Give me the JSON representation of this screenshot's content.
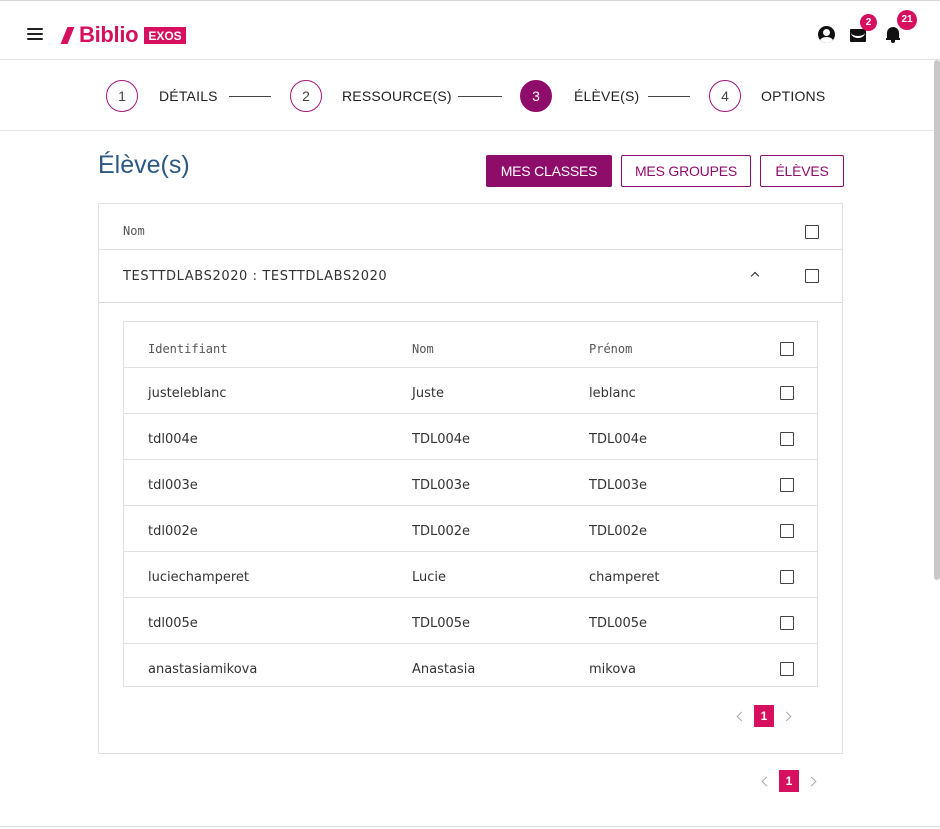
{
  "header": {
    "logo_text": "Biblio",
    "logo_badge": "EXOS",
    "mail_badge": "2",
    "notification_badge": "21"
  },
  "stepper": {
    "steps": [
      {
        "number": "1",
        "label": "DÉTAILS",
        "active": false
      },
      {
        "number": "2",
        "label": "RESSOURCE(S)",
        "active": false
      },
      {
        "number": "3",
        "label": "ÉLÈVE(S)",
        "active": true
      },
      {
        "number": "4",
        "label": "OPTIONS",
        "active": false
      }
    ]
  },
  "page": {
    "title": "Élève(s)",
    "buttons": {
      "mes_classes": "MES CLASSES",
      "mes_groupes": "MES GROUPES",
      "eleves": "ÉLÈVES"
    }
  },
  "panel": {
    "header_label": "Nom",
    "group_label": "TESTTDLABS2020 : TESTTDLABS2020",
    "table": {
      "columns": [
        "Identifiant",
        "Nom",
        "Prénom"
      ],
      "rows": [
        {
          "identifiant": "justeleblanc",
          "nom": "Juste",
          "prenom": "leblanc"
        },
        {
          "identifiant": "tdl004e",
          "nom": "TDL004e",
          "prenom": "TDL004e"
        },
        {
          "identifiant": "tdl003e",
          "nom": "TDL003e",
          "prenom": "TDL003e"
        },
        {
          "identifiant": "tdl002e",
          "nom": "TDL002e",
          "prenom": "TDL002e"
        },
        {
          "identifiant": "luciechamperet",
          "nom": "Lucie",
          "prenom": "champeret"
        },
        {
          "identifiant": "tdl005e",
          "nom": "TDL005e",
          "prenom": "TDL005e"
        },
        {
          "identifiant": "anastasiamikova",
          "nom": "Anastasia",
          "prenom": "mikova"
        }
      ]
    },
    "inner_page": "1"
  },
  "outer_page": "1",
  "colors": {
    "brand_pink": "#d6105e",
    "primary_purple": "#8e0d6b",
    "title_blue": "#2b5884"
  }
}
***
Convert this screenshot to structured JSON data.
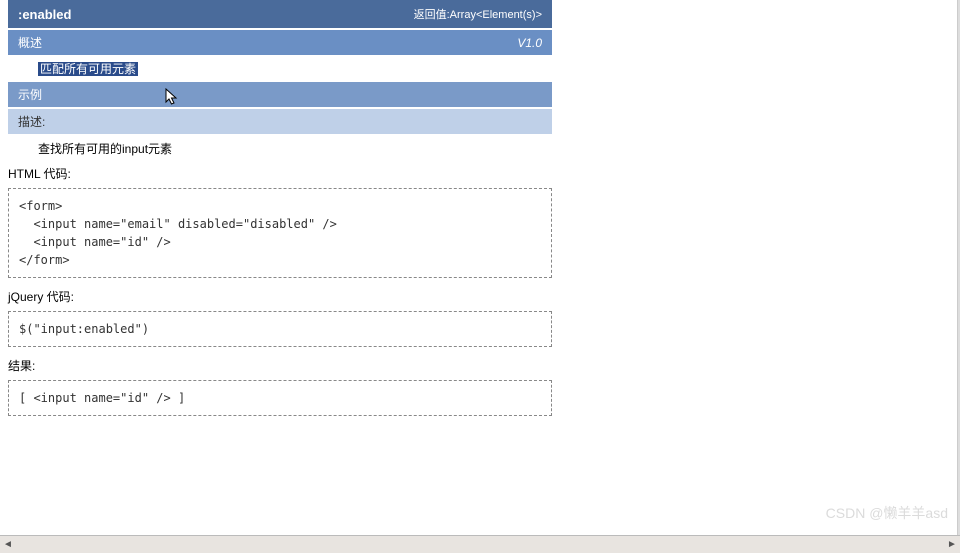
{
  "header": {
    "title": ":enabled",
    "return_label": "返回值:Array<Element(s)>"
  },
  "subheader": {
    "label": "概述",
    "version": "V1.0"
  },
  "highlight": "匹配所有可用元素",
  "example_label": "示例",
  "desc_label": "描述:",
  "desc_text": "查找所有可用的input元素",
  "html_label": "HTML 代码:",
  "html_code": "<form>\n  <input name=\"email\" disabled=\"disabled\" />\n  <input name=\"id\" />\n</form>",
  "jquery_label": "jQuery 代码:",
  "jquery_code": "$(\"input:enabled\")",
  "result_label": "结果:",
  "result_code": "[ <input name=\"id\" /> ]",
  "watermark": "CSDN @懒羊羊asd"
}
***
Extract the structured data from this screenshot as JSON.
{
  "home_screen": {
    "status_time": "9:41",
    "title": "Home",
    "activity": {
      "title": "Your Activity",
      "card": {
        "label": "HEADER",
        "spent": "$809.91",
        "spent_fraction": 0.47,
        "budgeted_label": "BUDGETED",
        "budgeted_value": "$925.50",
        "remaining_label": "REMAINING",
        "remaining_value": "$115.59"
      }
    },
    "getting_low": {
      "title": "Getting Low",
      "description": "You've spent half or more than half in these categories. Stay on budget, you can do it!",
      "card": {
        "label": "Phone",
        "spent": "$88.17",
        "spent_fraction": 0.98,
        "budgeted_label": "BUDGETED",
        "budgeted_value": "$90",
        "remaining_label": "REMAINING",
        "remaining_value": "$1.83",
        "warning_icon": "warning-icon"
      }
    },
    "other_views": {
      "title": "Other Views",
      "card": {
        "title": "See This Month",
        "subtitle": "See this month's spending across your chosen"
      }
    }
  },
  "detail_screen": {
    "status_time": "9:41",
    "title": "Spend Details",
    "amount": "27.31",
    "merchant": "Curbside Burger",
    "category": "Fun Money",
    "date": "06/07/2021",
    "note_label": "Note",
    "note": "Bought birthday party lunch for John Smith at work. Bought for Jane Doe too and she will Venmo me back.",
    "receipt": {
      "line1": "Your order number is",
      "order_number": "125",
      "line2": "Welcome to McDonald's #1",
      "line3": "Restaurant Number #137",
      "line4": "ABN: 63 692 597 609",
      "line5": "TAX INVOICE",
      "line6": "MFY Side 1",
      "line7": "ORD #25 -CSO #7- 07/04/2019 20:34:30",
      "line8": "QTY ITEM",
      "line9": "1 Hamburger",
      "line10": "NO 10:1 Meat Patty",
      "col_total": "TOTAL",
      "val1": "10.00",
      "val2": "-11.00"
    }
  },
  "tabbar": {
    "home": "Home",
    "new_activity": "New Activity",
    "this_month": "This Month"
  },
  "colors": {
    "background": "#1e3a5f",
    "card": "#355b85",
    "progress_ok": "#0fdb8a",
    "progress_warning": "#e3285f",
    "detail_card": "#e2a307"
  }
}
***
▶ What you will do
From the entries above, copy out every line where the string "structured" appears.

▶ Task result
Convert this screenshot to structured JSON data.
Extract the structured data from this screenshot as JSON.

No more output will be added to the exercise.